▶ _Task brief_:
Write out the entire listing below exactly, with the pictures left out.

-.-.-

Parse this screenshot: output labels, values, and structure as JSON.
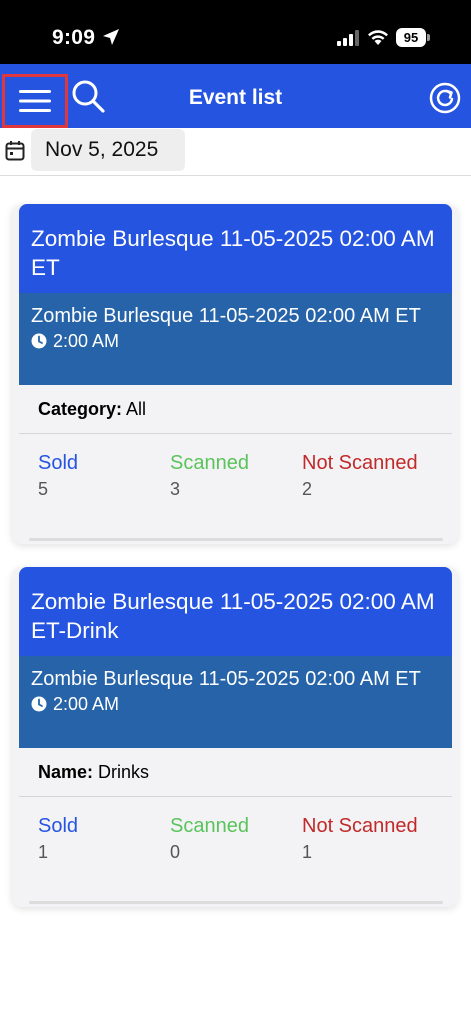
{
  "status_bar": {
    "time": "9:09",
    "battery": "95"
  },
  "header": {
    "title": "Event list"
  },
  "date_bar": {
    "date": "Nov 5, 2025"
  },
  "cards": [
    {
      "title": "Zombie Burlesque 11-05-2025 02:00 AM ET",
      "sub_name": "Zombie Burlesque 11-05-2025 02:00 AM ET",
      "sub_time": "2:00 AM",
      "meta_key": "Category",
      "meta_value": "All",
      "sold_label": "Sold",
      "sold_value": "5",
      "scanned_label": "Scanned",
      "scanned_value": "3",
      "not_scanned_label": "Not Scanned",
      "not_scanned_value": "2"
    },
    {
      "title": "Zombie Burlesque 11-05-2025 02:00 AM ET-Drink",
      "sub_name": "Zombie Burlesque 11-05-2025 02:00 AM ET",
      "sub_time": "2:00 AM",
      "meta_key": "Name",
      "meta_value": "Drinks",
      "sold_label": "Sold",
      "sold_value": "1",
      "scanned_label": "Scanned",
      "scanned_value": "0",
      "not_scanned_label": "Not Scanned",
      "not_scanned_value": "1"
    }
  ],
  "colors": {
    "header_blue": "#2554e0",
    "sub_blue": "#2663a8",
    "sold": "#2554e0",
    "scanned": "#5ac35b",
    "not_scanned": "#c02a2a",
    "highlight_box": "#e0373d"
  },
  "icons": [
    "location-arrow-icon",
    "signal-icon",
    "wifi-icon",
    "battery-icon",
    "menu-icon",
    "search-icon",
    "refresh-icon",
    "calendar-icon",
    "clock-icon"
  ]
}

-.-.-

▶ _Response_:
Parse this screenshot: output labels, values, and structure as JSON.
{
  "status_bar": {
    "time": "9:09",
    "battery": "95"
  },
  "header": {
    "title": "Event list"
  },
  "date_bar": {
    "date": "Nov 5, 2025"
  },
  "cards": [
    {
      "title": "Zombie Burlesque 11-05-2025 02:00 AM ET",
      "sub_name": "Zombie Burlesque 11-05-2025 02:00 AM ET",
      "sub_time": "2:00 AM",
      "meta_key": "Category",
      "meta_value": "All",
      "sold_label": "Sold",
      "sold_value": "5",
      "scanned_label": "Scanned",
      "scanned_value": "3",
      "not_scanned_label": "Not Scanned",
      "not_scanned_value": "2"
    },
    {
      "title": "Zombie Burlesque 11-05-2025 02:00 AM ET-Drink",
      "sub_name": "Zombie Burlesque 11-05-2025 02:00 AM ET",
      "sub_time": "2:00 AM",
      "meta_key": "Name",
      "meta_value": "Drinks",
      "sold_label": "Sold",
      "sold_value": "1",
      "scanned_label": "Scanned",
      "scanned_value": "0",
      "not_scanned_label": "Not Scanned",
      "not_scanned_value": "1"
    }
  ],
  "colors": {
    "header_blue": "#2554e0",
    "sub_blue": "#2663a8",
    "sold": "#2554e0",
    "scanned": "#5ac35b",
    "not_scanned": "#c02a2a",
    "highlight_box": "#e0373d"
  },
  "icons": [
    "location-arrow-icon",
    "signal-icon",
    "wifi-icon",
    "battery-icon",
    "menu-icon",
    "search-icon",
    "refresh-icon",
    "calendar-icon",
    "clock-icon"
  ]
}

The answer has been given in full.